> **TASK INSTRUCTIONS**:
Show every line of the records below that contains the word "type".

-- Begin WORKING DATA --

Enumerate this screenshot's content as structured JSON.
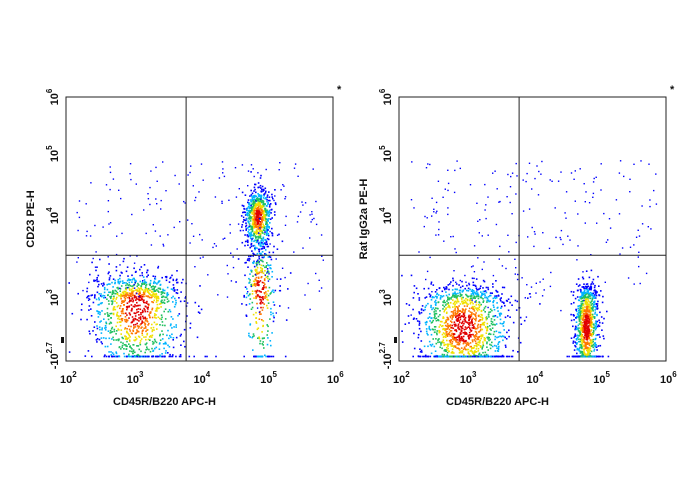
{
  "chart_data": [
    {
      "type": "scatter",
      "plot_style": "flow-cytometry density dot plot",
      "xlabel": "CD45R/B220 APC-H",
      "ylabel": "CD23 PE-H",
      "corner_mark": "*",
      "x_scale": "log",
      "y_scale": "biexponential",
      "xlim": [
        100,
        1000000
      ],
      "ylim": [
        -501,
        1000000
      ],
      "x_ticks": [
        {
          "base": "10",
          "exp": "2",
          "value": 100
        },
        {
          "base": "10",
          "exp": "3",
          "value": 1000
        },
        {
          "base": "10",
          "exp": "4",
          "value": 10000
        },
        {
          "base": "10",
          "exp": "5",
          "value": 100000
        },
        {
          "base": "10",
          "exp": "6",
          "value": 1000000
        }
      ],
      "y_ticks": [
        {
          "base": "-10",
          "exp": "2.7",
          "value": -501
        },
        {
          "base": "10",
          "exp": "3",
          "value": 1000
        },
        {
          "base": "10",
          "exp": "4",
          "value": 10000
        },
        {
          "base": "10",
          "exp": "5",
          "value": 100000
        },
        {
          "base": "10",
          "exp": "6",
          "value": 1000000
        }
      ],
      "gates": {
        "x": 6300,
        "y": 3300
      },
      "colors": [
        "#0000ff",
        "#00b4ff",
        "#20c060",
        "#f0e000",
        "#ff7700",
        "#e00000"
      ],
      "populations": [
        {
          "x_log": 3.05,
          "y_log": 2.95,
          "x_spread": 0.35,
          "y_spread": 0.18,
          "weight": 0.42
        },
        {
          "x_log": 4.87,
          "y_log": 4.0,
          "x_spread": 0.1,
          "y_spread": 0.22,
          "weight": 0.28
        },
        {
          "x_log": 4.9,
          "y_log": 3.1,
          "x_spread": 0.12,
          "y_spread": 0.3,
          "weight": 0.12
        }
      ]
    },
    {
      "type": "scatter",
      "plot_style": "flow-cytometry density dot plot",
      "xlabel": "CD45R/B220 APC-H",
      "ylabel": "Rat IgG2a PE-H",
      "corner_mark": "*",
      "x_scale": "log",
      "y_scale": "biexponential",
      "xlim": [
        100,
        1000000
      ],
      "ylim": [
        -501,
        1000000
      ],
      "x_ticks": [
        {
          "base": "10",
          "exp": "2",
          "value": 100
        },
        {
          "base": "10",
          "exp": "3",
          "value": 1000
        },
        {
          "base": "10",
          "exp": "4",
          "value": 10000
        },
        {
          "base": "10",
          "exp": "5",
          "value": 100000
        },
        {
          "base": "10",
          "exp": "6",
          "value": 1000000
        }
      ],
      "y_ticks": [
        {
          "base": "-10",
          "exp": "2.7",
          "value": -501
        },
        {
          "base": "10",
          "exp": "3",
          "value": 1000
        },
        {
          "base": "10",
          "exp": "4",
          "value": 10000
        },
        {
          "base": "10",
          "exp": "5",
          "value": 100000
        },
        {
          "base": "10",
          "exp": "6",
          "value": 1000000
        }
      ],
      "gates": {
        "x": 6300,
        "y": 3300
      },
      "colors": [
        "#0000ff",
        "#00b4ff",
        "#20c060",
        "#f0e000",
        "#ff7700",
        "#e00000"
      ],
      "populations": [
        {
          "x_log": 2.95,
          "y_log": 2.85,
          "x_spread": 0.35,
          "y_spread": 0.15,
          "weight": 0.5
        },
        {
          "x_log": 4.8,
          "y_log": 2.85,
          "x_spread": 0.09,
          "y_spread": 0.15,
          "weight": 0.38
        }
      ]
    }
  ]
}
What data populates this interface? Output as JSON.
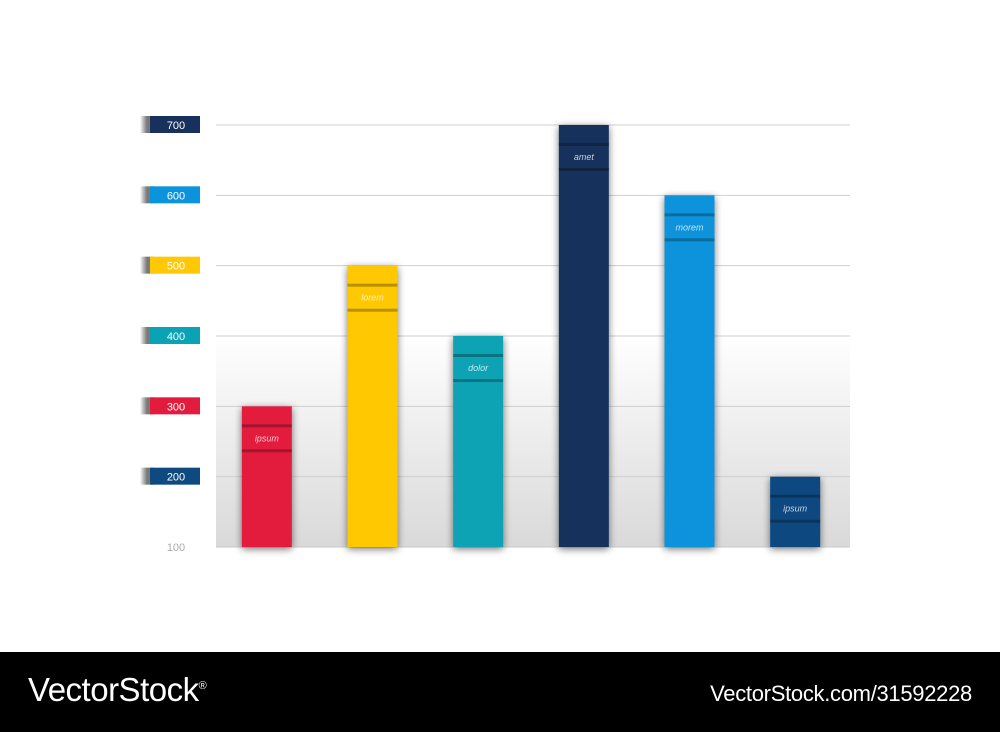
{
  "chart_data": {
    "type": "bar",
    "title": "",
    "xlabel": "",
    "ylabel": "",
    "ylim": [
      100,
      700
    ],
    "yticks": [
      {
        "value": 100,
        "label": "100",
        "color": null
      },
      {
        "value": 200,
        "label": "200",
        "color": "#0e4a80"
      },
      {
        "value": 300,
        "label": "300",
        "color": "#e31c3d"
      },
      {
        "value": 400,
        "label": "400",
        "color": "#0aa3b5"
      },
      {
        "value": 500,
        "label": "500",
        "color": "#ffc805"
      },
      {
        "value": 600,
        "label": "600",
        "color": "#0b93dc"
      },
      {
        "value": 700,
        "label": "700",
        "color": "#17305c"
      }
    ],
    "grid": true,
    "legend": "none",
    "categories": [
      "ipsum",
      "lorem",
      "dolor",
      "amet",
      "morem",
      "ipsum"
    ],
    "values": [
      300,
      500,
      400,
      700,
      600,
      200
    ],
    "colors": [
      "#e31c3d",
      "#ffc805",
      "#0aa3b5",
      "#17305c",
      "#0b93dc",
      "#0e4a80"
    ]
  },
  "footer": {
    "brand": "VectorStock",
    "reg_mark": "®",
    "image_id": "VectorStock.com/31592228"
  }
}
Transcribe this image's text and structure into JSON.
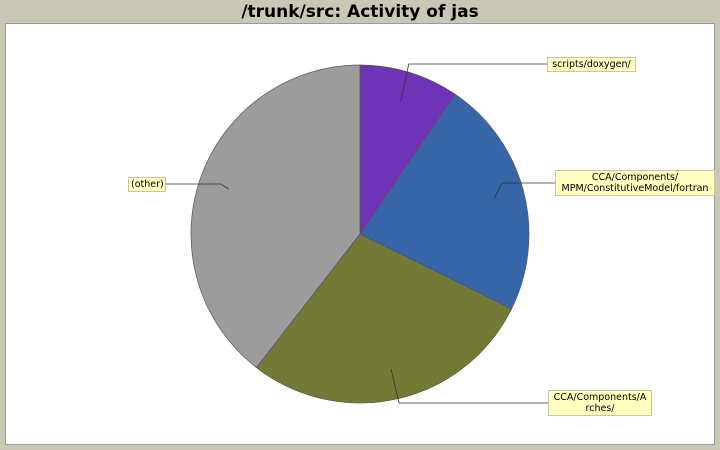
{
  "chart_data": {
    "type": "pie",
    "title": "/trunk/src: Activity of jas",
    "slices": [
      {
        "label": "scripts/doxygen/",
        "value": 9.5,
        "color": "#6f33b8"
      },
      {
        "label": "CCA/Components/\nMPM/ConstitutiveModel/fortran",
        "value": 22.8,
        "color": "#3666a8"
      },
      {
        "label": "CCA/Components/A\nrches/",
        "value": 28.2,
        "color": "#737a35"
      },
      {
        "label": "(other)",
        "value": 39.5,
        "color": "#9c9c9c"
      }
    ]
  }
}
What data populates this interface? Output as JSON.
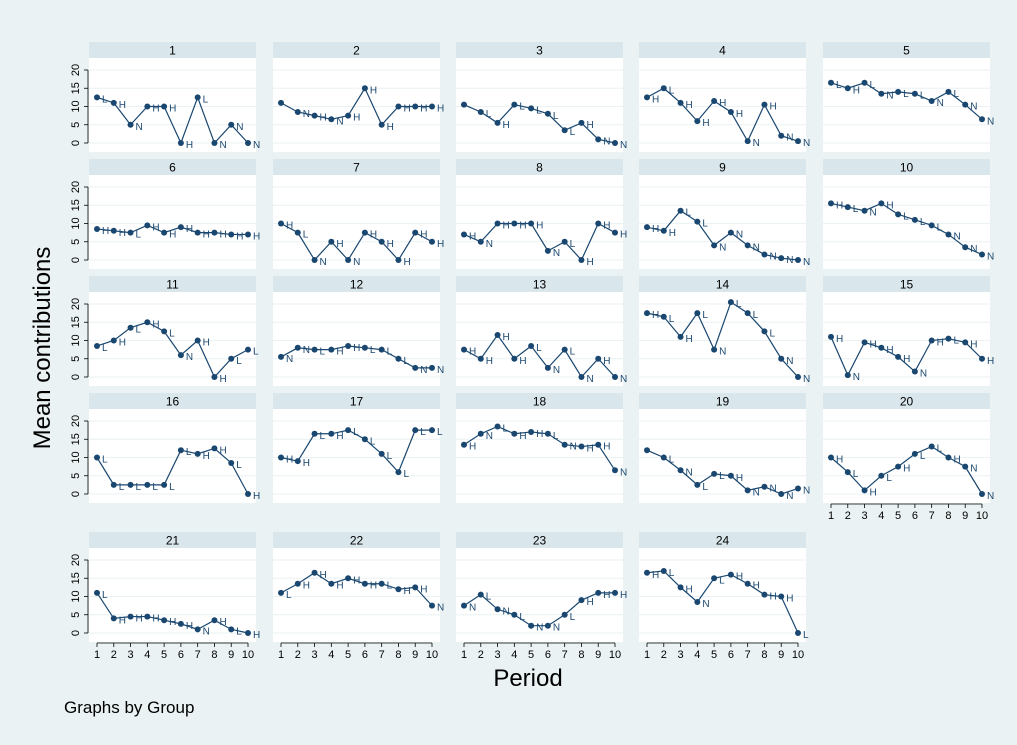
{
  "chart_data": {
    "type": "line",
    "ylabel": "Mean contributions",
    "xlabel": "Period",
    "note": "Graphs by Group",
    "x": [
      1,
      2,
      3,
      4,
      5,
      6,
      7,
      8,
      9,
      10
    ],
    "xlim": [
      1,
      10
    ],
    "ylim": [
      0,
      20
    ],
    "yticks": [
      0,
      5,
      10,
      15,
      20
    ],
    "grid": true,
    "background_color": "#eaf2f3",
    "panel_color": "#ffffff",
    "strip_color": "#d9e6ec",
    "line_color": "#1a476f",
    "groups": [
      {
        "name": "1",
        "values": [
          12.5,
          11,
          5,
          10,
          10,
          0,
          12.5,
          0,
          5,
          0
        ],
        "markers": [
          "L",
          "H",
          "N",
          "H",
          "H",
          "H",
          "L",
          "N",
          "N",
          "N"
        ]
      },
      {
        "name": "2",
        "values": [
          11,
          8.5,
          7.5,
          6.5,
          7.5,
          15,
          5,
          10,
          10,
          10
        ],
        "markers": [
          "",
          "N",
          "H",
          "N",
          "H",
          "H",
          "H",
          "H",
          "H",
          "H"
        ]
      },
      {
        "name": "3",
        "values": [
          10.5,
          8.5,
          5.5,
          10.5,
          9.5,
          8,
          3.5,
          5.5,
          1,
          0
        ],
        "markers": [
          "",
          "L",
          "H",
          "L",
          "L",
          "L",
          "L",
          "H",
          "N",
          "N"
        ]
      },
      {
        "name": "4",
        "values": [
          12.5,
          15,
          11,
          6,
          11.5,
          8.5,
          0.5,
          10.5,
          2,
          0.5
        ],
        "markers": [
          "H",
          "L",
          "H",
          "H",
          "H",
          "H",
          "N",
          "H",
          "N",
          "N"
        ]
      },
      {
        "name": "5",
        "values": [
          16.5,
          15,
          16.5,
          13.5,
          14,
          13.5,
          11.5,
          14,
          10.5,
          6.5
        ],
        "markers": [
          "L",
          "H",
          "L",
          "N",
          "L",
          "L",
          "N",
          "L",
          "N",
          "N"
        ]
      },
      {
        "name": "6",
        "values": [
          8.5,
          8,
          7.5,
          9.5,
          7.5,
          9,
          7.5,
          7.5,
          7,
          7
        ],
        "markers": [
          "H",
          "H",
          "L",
          "H",
          "H",
          "H",
          "H",
          "H",
          "H",
          "H"
        ]
      },
      {
        "name": "7",
        "values": [
          10,
          7.5,
          0,
          5,
          0,
          7.5,
          5,
          0,
          7.5,
          5
        ],
        "markers": [
          "H",
          "L",
          "N",
          "H",
          "N",
          "H",
          "H",
          "H",
          "H",
          "H"
        ]
      },
      {
        "name": "8",
        "values": [
          7,
          5,
          10,
          10,
          10,
          2.5,
          5,
          0,
          10,
          7.5
        ],
        "markers": [
          "H",
          "N",
          "H",
          "H",
          "H",
          "N",
          "L",
          "H",
          "H",
          "H"
        ]
      },
      {
        "name": "9",
        "values": [
          9,
          8,
          13.5,
          10.5,
          4,
          7.5,
          4,
          1.5,
          0.5,
          0
        ],
        "markers": [
          "H",
          "H",
          "L",
          "L",
          "N",
          "N",
          "N",
          "N",
          "N",
          "N"
        ]
      },
      {
        "name": "10",
        "values": [
          15.5,
          14.5,
          13.5,
          15.5,
          12.5,
          11,
          9.5,
          7,
          3.5,
          1.5
        ],
        "markers": [
          "H",
          "L",
          "N",
          "H",
          "L",
          "L",
          "L",
          "N",
          "N",
          "N"
        ]
      },
      {
        "name": "11",
        "values": [
          8.5,
          10,
          13.5,
          15,
          12.5,
          6,
          10,
          0,
          5,
          7.5
        ],
        "markers": [
          "L",
          "H",
          "L",
          "H",
          "L",
          "N",
          "H",
          "H",
          "L",
          "L"
        ]
      },
      {
        "name": "12",
        "values": [
          5.5,
          8,
          7.5,
          7.5,
          8.5,
          8,
          7.5,
          5,
          2.5,
          2.5
        ],
        "markers": [
          "N",
          "N",
          "L",
          "H",
          "H",
          "L",
          "L",
          "L",
          "N",
          "N"
        ]
      },
      {
        "name": "13",
        "values": [
          7.5,
          5,
          11.5,
          5,
          8.5,
          2.5,
          7.5,
          0,
          5,
          0
        ],
        "markers": [
          "H",
          "H",
          "H",
          "H",
          "L",
          "N",
          "L",
          "N",
          "H",
          "N"
        ]
      },
      {
        "name": "14",
        "values": [
          17.5,
          16.5,
          11,
          17.5,
          7.5,
          20.5,
          17.5,
          12.5,
          5,
          0
        ],
        "markers": [
          "H",
          "L",
          "H",
          "L",
          "N",
          "L",
          "L",
          "L",
          "N",
          "N"
        ]
      },
      {
        "name": "15",
        "values": [
          11,
          0.5,
          9.5,
          8,
          5.5,
          1.5,
          10,
          10.5,
          9.5,
          5
        ],
        "markers": [
          "H",
          "N",
          "H",
          "H",
          "H",
          "N",
          "H",
          "L",
          "H",
          "H"
        ]
      },
      {
        "name": "16",
        "values": [
          10,
          2.5,
          2.5,
          2.5,
          2.5,
          12,
          11,
          12.5,
          8.5,
          0
        ],
        "markers": [
          "L",
          "L",
          "L",
          "L",
          "L",
          "L",
          "H",
          "H",
          "L",
          "H"
        ]
      },
      {
        "name": "17",
        "values": [
          10,
          9,
          16.5,
          16.5,
          17.5,
          15,
          11,
          6,
          17.5,
          17.5
        ],
        "markers": [
          "H",
          "H",
          "L",
          "H",
          "L",
          "L",
          "L",
          "L",
          "L",
          "L"
        ]
      },
      {
        "name": "18",
        "values": [
          13.5,
          16.5,
          18.5,
          16.5,
          17,
          16.5,
          13.5,
          13,
          13.5,
          6.5
        ],
        "markers": [
          "H",
          "N",
          "L",
          "H",
          "H",
          "L",
          "N",
          "H",
          "H",
          "N"
        ]
      },
      {
        "name": "19",
        "values": [
          12,
          10,
          6.5,
          2.5,
          5.5,
          5,
          1,
          2,
          0,
          1.5
        ],
        "markers": [
          "",
          "L",
          "N",
          "L",
          "L",
          "H",
          "N",
          "N",
          "N",
          "N"
        ]
      },
      {
        "name": "20",
        "values": [
          10,
          6,
          1,
          5,
          7.5,
          11,
          13,
          10,
          7.5,
          0
        ],
        "markers": [
          "H",
          "L",
          "H",
          "L",
          "H",
          "L",
          "L",
          "H",
          "N",
          "N"
        ]
      },
      {
        "name": "21",
        "values": [
          11,
          4,
          4.5,
          4.5,
          3.5,
          2.5,
          1,
          3.5,
          1,
          0
        ],
        "markers": [
          "L",
          "H",
          "H",
          "H",
          "H",
          "H",
          "N",
          "H",
          "L",
          "H"
        ]
      },
      {
        "name": "22",
        "values": [
          11,
          13.5,
          16.5,
          13.5,
          15,
          13.5,
          13.5,
          12,
          12.5,
          7.5
        ],
        "markers": [
          "L",
          "H",
          "H",
          "H",
          "H",
          "H",
          "L",
          "H",
          "H",
          "N"
        ]
      },
      {
        "name": "23",
        "values": [
          7.5,
          10.5,
          6.5,
          5,
          2,
          2,
          5,
          9,
          11,
          11
        ],
        "markers": [
          "N",
          "L",
          "N",
          "L",
          "N",
          "N",
          "L",
          "H",
          "H",
          "H"
        ]
      },
      {
        "name": "24",
        "values": [
          16.5,
          17,
          12.5,
          8.5,
          15,
          16,
          13.5,
          10.5,
          10,
          0
        ],
        "markers": [
          "H",
          "L",
          "H",
          "N",
          "L",
          "H",
          "H",
          "H",
          "H",
          "L"
        ]
      }
    ]
  }
}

-- End WORKING DATA --

> **COMPLETED TASK**:
      "type": "scatter",
      "type": "scatter",
    "type": "bar",
    "type": "pie",
    "type": "line",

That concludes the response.